* _Direction_
Please give the listing again in its entirety, exactly as written.
>>>>
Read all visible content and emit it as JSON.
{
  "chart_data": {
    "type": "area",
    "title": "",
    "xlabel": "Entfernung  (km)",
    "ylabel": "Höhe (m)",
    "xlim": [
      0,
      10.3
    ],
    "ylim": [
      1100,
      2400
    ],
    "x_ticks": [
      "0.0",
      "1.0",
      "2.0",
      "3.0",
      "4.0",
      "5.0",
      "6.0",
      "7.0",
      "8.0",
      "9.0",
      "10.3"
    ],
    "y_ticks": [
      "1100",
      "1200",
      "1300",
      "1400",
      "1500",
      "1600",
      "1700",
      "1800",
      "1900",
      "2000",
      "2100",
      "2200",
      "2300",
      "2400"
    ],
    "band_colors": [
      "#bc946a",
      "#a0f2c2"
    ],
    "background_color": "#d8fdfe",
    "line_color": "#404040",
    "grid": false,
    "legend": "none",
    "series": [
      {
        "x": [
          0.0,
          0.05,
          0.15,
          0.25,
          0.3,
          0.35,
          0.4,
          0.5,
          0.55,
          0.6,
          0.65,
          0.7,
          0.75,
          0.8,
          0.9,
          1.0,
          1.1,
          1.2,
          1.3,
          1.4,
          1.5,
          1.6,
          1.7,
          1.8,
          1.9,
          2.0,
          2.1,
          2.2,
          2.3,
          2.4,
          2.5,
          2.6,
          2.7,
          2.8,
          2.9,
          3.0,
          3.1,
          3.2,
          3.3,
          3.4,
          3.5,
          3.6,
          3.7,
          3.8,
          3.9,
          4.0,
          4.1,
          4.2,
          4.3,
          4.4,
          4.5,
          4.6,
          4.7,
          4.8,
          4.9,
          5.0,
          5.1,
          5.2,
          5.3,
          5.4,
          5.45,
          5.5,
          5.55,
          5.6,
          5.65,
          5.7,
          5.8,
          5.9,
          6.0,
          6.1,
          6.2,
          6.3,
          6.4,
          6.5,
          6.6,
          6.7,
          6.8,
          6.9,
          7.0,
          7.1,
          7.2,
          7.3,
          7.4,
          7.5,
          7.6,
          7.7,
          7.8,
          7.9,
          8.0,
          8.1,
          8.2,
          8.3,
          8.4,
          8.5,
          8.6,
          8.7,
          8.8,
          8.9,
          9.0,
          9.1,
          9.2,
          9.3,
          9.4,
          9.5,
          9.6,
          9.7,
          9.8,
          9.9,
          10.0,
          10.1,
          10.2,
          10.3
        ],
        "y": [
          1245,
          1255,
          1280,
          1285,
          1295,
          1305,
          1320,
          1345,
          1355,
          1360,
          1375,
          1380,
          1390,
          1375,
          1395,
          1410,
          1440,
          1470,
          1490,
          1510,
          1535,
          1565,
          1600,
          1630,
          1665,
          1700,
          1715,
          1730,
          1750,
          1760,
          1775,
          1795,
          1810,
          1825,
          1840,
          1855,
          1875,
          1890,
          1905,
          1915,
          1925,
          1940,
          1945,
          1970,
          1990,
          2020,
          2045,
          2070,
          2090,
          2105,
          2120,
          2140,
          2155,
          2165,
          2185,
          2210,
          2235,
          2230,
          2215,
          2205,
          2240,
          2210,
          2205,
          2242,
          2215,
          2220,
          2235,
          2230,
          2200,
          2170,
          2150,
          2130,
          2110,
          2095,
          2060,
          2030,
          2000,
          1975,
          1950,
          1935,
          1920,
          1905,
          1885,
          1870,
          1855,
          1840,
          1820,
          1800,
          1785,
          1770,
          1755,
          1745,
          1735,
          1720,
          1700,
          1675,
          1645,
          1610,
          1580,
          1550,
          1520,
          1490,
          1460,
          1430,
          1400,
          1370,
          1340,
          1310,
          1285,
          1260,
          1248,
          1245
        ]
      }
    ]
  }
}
<<<<
* _Full response_
Read all visible content and emit it as JSON.
{
  "chart_data": {
    "type": "area",
    "title": "",
    "xlabel": "Entfernung  (km)",
    "ylabel": "Höhe (m)",
    "xlim": [
      0,
      10.3
    ],
    "ylim": [
      1100,
      2400
    ],
    "x_ticks": [
      "0.0",
      "1.0",
      "2.0",
      "3.0",
      "4.0",
      "5.0",
      "6.0",
      "7.0",
      "8.0",
      "9.0",
      "10.3"
    ],
    "y_ticks": [
      "1100",
      "1200",
      "1300",
      "1400",
      "1500",
      "1600",
      "1700",
      "1800",
      "1900",
      "2000",
      "2100",
      "2200",
      "2300",
      "2400"
    ],
    "band_colors": [
      "#bc946a",
      "#a0f2c2"
    ],
    "background_color": "#d8fdfe",
    "line_color": "#404040",
    "grid": false,
    "legend": "none",
    "series": [
      {
        "x": [
          0.0,
          0.05,
          0.15,
          0.25,
          0.3,
          0.35,
          0.4,
          0.5,
          0.55,
          0.6,
          0.65,
          0.7,
          0.75,
          0.8,
          0.9,
          1.0,
          1.1,
          1.2,
          1.3,
          1.4,
          1.5,
          1.6,
          1.7,
          1.8,
          1.9,
          2.0,
          2.1,
          2.2,
          2.3,
          2.4,
          2.5,
          2.6,
          2.7,
          2.8,
          2.9,
          3.0,
          3.1,
          3.2,
          3.3,
          3.4,
          3.5,
          3.6,
          3.7,
          3.8,
          3.9,
          4.0,
          4.1,
          4.2,
          4.3,
          4.4,
          4.5,
          4.6,
          4.7,
          4.8,
          4.9,
          5.0,
          5.1,
          5.2,
          5.3,
          5.4,
          5.45,
          5.5,
          5.55,
          5.6,
          5.65,
          5.7,
          5.8,
          5.9,
          6.0,
          6.1,
          6.2,
          6.3,
          6.4,
          6.5,
          6.6,
          6.7,
          6.8,
          6.9,
          7.0,
          7.1,
          7.2,
          7.3,
          7.4,
          7.5,
          7.6,
          7.7,
          7.8,
          7.9,
          8.0,
          8.1,
          8.2,
          8.3,
          8.4,
          8.5,
          8.6,
          8.7,
          8.8,
          8.9,
          9.0,
          9.1,
          9.2,
          9.3,
          9.4,
          9.5,
          9.6,
          9.7,
          9.8,
          9.9,
          10.0,
          10.1,
          10.2,
          10.3
        ],
        "y": [
          1245,
          1255,
          1280,
          1285,
          1295,
          1305,
          1320,
          1345,
          1355,
          1360,
          1375,
          1380,
          1390,
          1375,
          1395,
          1410,
          1440,
          1470,
          1490,
          1510,
          1535,
          1565,
          1600,
          1630,
          1665,
          1700,
          1715,
          1730,
          1750,
          1760,
          1775,
          1795,
          1810,
          1825,
          1840,
          1855,
          1875,
          1890,
          1905,
          1915,
          1925,
          1940,
          1945,
          1970,
          1990,
          2020,
          2045,
          2070,
          2090,
          2105,
          2120,
          2140,
          2155,
          2165,
          2185,
          2210,
          2235,
          2230,
          2215,
          2205,
          2240,
          2210,
          2205,
          2242,
          2215,
          2220,
          2235,
          2230,
          2200,
          2170,
          2150,
          2130,
          2110,
          2095,
          2060,
          2030,
          2000,
          1975,
          1950,
          1935,
          1920,
          1905,
          1885,
          1870,
          1855,
          1840,
          1820,
          1800,
          1785,
          1770,
          1755,
          1745,
          1735,
          1720,
          1700,
          1675,
          1645,
          1610,
          1580,
          1550,
          1520,
          1490,
          1460,
          1430,
          1400,
          1370,
          1340,
          1310,
          1285,
          1260,
          1248,
          1245
        ]
      }
    ]
  }
}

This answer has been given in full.